▶ _THE RECORDS_:
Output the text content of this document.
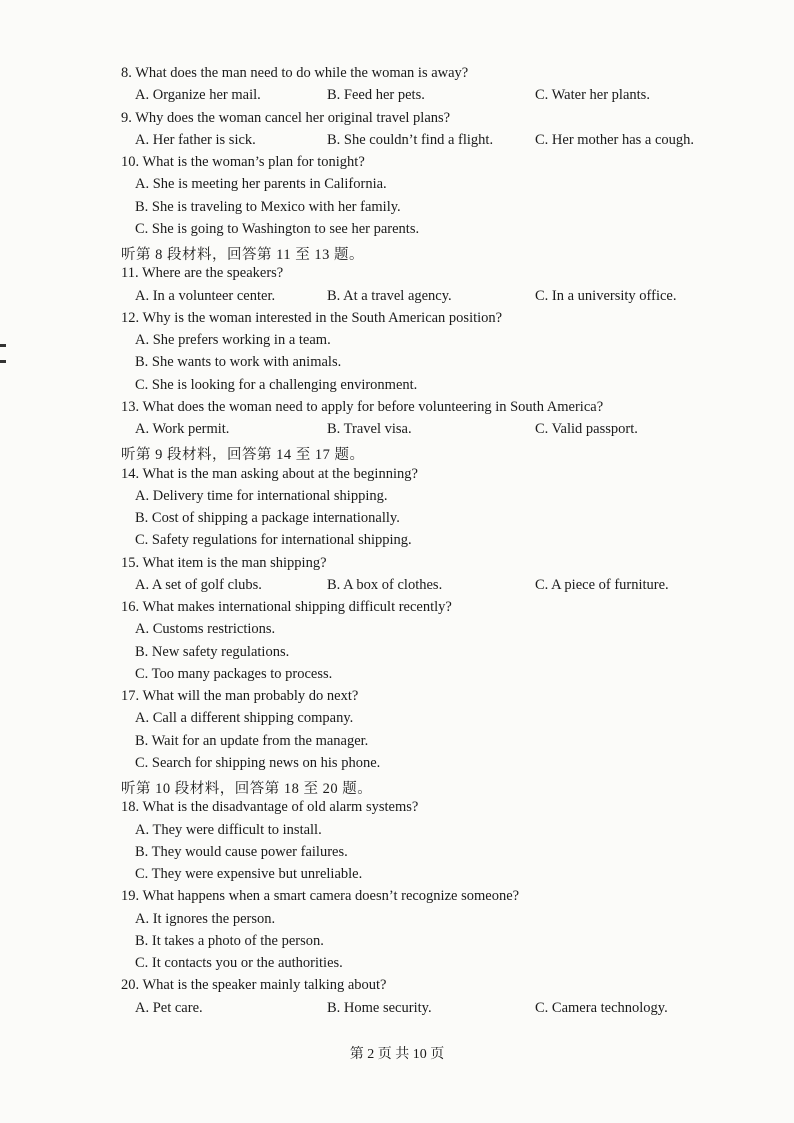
8. What does the man need to do while the woman is away?
A. Organize her mail.	B. Feed her pets.	C. Water her plants.
9. Why does the woman cancel her original travel plans?
A. Her father is sick.	B. She couldn’t find a flight.	C. Her mother has a cough.
10. What is the woman’s plan for tonight?
A. She is meeting her parents in California.
B. She is traveling to Mexico with her family.
C. She is going to Washington to see her parents.
听第 8 段材料，回答第 11 至 13 题。
11. Where are the speakers?
A. In a volunteer center.	B. At a travel agency.	C. In a university office.
12. Why is the woman interested in the South American position?
A. She prefers working in a team.
B. She wants to work with animals.
C. She is looking for a challenging environment.
13. What does the woman need to apply for before volunteering in South America?
A. Work permit.	B. Travel visa.	C. Valid passport.
听第 9 段材料，回答第 14 至 17 题。
14. What is the man asking about at the beginning?
A. Delivery time for international shipping.
B. Cost of shipping a package internationally.
C. Safety regulations for international shipping.
15. What item is the man shipping?
A. A set of golf clubs.	B. A box of clothes.	C. A piece of furniture.
16. What makes international shipping difficult recently?
A. Customs restrictions.
B. New safety regulations.
C. Too many packages to process.
17. What will the man probably do next?
A. Call a different shipping company.
B. Wait for an update from the manager.
C. Search for shipping news on his phone.
听第 10 段材料，回答第 18 至 20 题。
18. What is the disadvantage of old alarm systems?
A. They were difficult to install.
B. They would cause power failures.
C. They were expensive but unreliable.
19. What happens when a smart camera doesn’t recognize someone?
A. It ignores the person.
B. It takes a photo of the person.
C. It contacts you or the authorities.
20. What is the speaker mainly talking about?
A. Pet care.	B. Home security.	C. Camera technology.
第 2 页 共 10 页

▶ _DIRECTIONS FOR THIS TASK_: Return the whole listing, word for word, and leave out every picture.

▶ _ANSWER TO THE PROBLEM_:
Output the text content of this document.
8. What does the man need to do while the woman is away?
A. Organize her mail.	B. Feed her pets.	C. Water her plants.
9. Why does the woman cancel her original travel plans?
A. Her father is sick.	B. She couldn’t find a flight.	C. Her mother has a cough.
10. What is the woman’s plan for tonight?
A. She is meeting her parents in California.
B. She is traveling to Mexico with her family.
C. She is going to Washington to see her parents.
听第 8 段材料，回答第 11 至 13 题。
11. Where are the speakers?
A. In a volunteer center.	B. At a travel agency.	C. In a university office.
12. Why is the woman interested in the South American position?
A. She prefers working in a team.
B. She wants to work with animals.
C. She is looking for a challenging environment.
13. What does the woman need to apply for before volunteering in South America?
A. Work permit.	B. Travel visa.	C. Valid passport.
听第 9 段材料，回答第 14 至 17 题。
14. What is the man asking about at the beginning?
A. Delivery time for international shipping.
B. Cost of shipping a package internationally.
C. Safety regulations for international shipping.
15. What item is the man shipping?
A. A set of golf clubs.	B. A box of clothes.	C. A piece of furniture.
16. What makes international shipping difficult recently?
A. Customs restrictions.
B. New safety regulations.
C. Too many packages to process.
17. What will the man probably do next?
A. Call a different shipping company.
B. Wait for an update from the manager.
C. Search for shipping news on his phone.
听第 10 段材料，回答第 18 至 20 题。
18. What is the disadvantage of old alarm systems?
A. They were difficult to install.
B. They would cause power failures.
C. They were expensive but unreliable.
19. What happens when a smart camera doesn’t recognize someone?
A. It ignores the person.
B. It takes a photo of the person.
C. It contacts you or the authorities.
20. What is the speaker mainly talking about?
A. Pet care.	B. Home security.	C. Camera technology.
第 2 页 共 10 页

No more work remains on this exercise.